- [Text block]:
- Opening Delimiter -
And then we have also diversified the business and invest into new growth paths like, for example, connected stores where we are now building technologies not just for online grocery delivery, but also for in store because 90% of the transactions still happen inside our grocery store. So—

BOSA: Some of your gig economy, competitors like Uber and DoorDash they’re sort of facing the same backdrop. They saw growth slow after the pandemic, but they’re growing at a faster rate than Instacart is right now and they’re also trying to build up their advertising business. How do you remain competitive with them when you’re growing slower?

SIMO: Well, I think it’s two fundamentally different market, right, like restaurant delivery is a completely different market and skill sets than grocery delivery and that’s why you’re seeing these players try to enter the grocery market, which is a very large market.
- Closing Delimiter -
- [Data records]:
- Opening Delimiter -
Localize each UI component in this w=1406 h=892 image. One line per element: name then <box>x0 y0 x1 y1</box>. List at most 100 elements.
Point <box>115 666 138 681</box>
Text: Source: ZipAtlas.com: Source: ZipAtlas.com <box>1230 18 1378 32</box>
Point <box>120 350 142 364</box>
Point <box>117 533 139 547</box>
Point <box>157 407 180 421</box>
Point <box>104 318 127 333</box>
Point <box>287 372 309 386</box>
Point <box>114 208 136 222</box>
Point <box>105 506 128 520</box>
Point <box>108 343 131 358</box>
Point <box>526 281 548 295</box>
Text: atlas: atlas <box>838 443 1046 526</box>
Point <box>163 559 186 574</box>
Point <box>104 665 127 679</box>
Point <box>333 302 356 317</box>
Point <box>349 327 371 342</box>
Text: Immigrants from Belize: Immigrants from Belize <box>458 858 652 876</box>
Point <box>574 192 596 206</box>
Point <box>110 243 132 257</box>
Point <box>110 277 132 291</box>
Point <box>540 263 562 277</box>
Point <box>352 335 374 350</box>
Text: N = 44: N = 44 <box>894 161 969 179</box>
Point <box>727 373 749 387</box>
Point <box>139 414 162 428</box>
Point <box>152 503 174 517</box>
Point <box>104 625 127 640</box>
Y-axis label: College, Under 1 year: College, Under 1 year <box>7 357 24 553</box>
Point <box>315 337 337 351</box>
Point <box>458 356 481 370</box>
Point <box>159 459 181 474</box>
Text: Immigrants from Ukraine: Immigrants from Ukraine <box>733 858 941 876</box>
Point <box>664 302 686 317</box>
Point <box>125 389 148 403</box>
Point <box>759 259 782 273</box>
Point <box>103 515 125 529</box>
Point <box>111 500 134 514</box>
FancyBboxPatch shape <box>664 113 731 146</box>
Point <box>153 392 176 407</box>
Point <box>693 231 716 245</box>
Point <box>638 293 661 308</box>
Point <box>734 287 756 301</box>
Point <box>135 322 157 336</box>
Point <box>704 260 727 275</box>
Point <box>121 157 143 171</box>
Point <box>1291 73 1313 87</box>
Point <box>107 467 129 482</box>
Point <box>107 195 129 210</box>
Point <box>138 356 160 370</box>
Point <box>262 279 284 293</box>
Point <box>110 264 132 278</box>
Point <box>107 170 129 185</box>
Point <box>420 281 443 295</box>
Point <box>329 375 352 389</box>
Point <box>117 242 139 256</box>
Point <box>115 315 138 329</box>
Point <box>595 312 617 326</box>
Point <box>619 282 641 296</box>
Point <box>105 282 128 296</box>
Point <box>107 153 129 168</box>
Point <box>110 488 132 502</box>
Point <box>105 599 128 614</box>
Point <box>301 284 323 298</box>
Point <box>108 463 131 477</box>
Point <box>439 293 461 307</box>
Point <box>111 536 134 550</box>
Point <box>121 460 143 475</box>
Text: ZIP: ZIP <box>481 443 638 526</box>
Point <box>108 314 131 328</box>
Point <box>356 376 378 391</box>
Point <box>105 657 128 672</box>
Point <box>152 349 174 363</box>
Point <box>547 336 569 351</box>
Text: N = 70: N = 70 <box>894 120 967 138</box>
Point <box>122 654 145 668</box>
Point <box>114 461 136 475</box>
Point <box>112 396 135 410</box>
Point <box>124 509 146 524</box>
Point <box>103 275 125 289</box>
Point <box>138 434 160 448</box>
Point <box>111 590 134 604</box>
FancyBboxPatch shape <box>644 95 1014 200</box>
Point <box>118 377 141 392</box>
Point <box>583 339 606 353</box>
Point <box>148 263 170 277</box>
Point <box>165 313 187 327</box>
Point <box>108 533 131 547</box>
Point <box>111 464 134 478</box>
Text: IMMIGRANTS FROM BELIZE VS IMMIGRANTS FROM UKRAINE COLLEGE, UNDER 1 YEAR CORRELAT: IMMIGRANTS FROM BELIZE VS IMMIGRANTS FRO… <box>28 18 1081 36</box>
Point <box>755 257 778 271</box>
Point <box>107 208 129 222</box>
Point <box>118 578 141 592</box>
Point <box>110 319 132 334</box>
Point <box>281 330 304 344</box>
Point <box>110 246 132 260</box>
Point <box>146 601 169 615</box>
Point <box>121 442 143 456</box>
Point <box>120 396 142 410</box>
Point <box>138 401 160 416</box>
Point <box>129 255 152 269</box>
- Closing Delimiter -
- [Required work]:
1 > Can you retype the stretch of the Instacart interview from "BOSA: Some of" through "you’re growing slower?"?
2 > How would you put this sentence from the Instacart interview into Spanish: "How do you remain competitive with them when you're growing slower?"
The records are separate material, unrelated to the interview text.

- [Per-task answers]:
1 >
BOSA: Some of your gig economy, competitors like Uber and DoorDash they’re sort of facing the same backdrop. They saw growth slow after the pandemic, but they’re growing at a faster rate than Instacart is right now and they’re also trying to build up their advertising business. How do you remain competitive with them when you’re growing slower?

2 > ¿Cómo se mantienen competitivos frente a ellos cuando están creciendo más despacio?